Write the data out again, exactly as given.
_ _ _ _ _
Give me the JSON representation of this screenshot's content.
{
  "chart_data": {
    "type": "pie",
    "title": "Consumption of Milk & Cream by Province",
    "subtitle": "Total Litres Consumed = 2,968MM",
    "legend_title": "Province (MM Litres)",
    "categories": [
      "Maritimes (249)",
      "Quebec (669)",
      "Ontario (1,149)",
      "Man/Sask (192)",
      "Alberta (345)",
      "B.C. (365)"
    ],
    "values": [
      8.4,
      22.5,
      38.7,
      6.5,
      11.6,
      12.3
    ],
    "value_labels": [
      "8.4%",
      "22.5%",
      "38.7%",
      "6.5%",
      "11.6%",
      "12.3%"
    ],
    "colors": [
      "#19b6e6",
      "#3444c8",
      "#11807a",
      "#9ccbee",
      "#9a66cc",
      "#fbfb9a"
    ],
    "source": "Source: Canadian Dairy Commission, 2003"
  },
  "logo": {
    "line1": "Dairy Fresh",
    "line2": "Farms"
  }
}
_ _ _ _ _
• SOLVED EXERCISE:
Give me the JSON representation of this screenshot's content.
{
  "chart_data": {
    "type": "pie",
    "title": "Consumption of Milk & Cream by Province",
    "subtitle": "Total Litres Consumed = 2,968MM",
    "legend_title": "Province (MM Litres)",
    "categories": [
      "Maritimes (249)",
      "Quebec (669)",
      "Ontario (1,149)",
      "Man/Sask (192)",
      "Alberta (345)",
      "B.C. (365)"
    ],
    "values": [
      8.4,
      22.5,
      38.7,
      6.5,
      11.6,
      12.3
    ],
    "value_labels": [
      "8.4%",
      "22.5%",
      "38.7%",
      "6.5%",
      "11.6%",
      "12.3%"
    ],
    "colors": [
      "#19b6e6",
      "#3444c8",
      "#11807a",
      "#9ccbee",
      "#9a66cc",
      "#fbfb9a"
    ],
    "source": "Source: Canadian Dairy Commission, 2003"
  },
  "logo": {
    "line1": "Dairy Fresh",
    "line2": "Farms"
  }
}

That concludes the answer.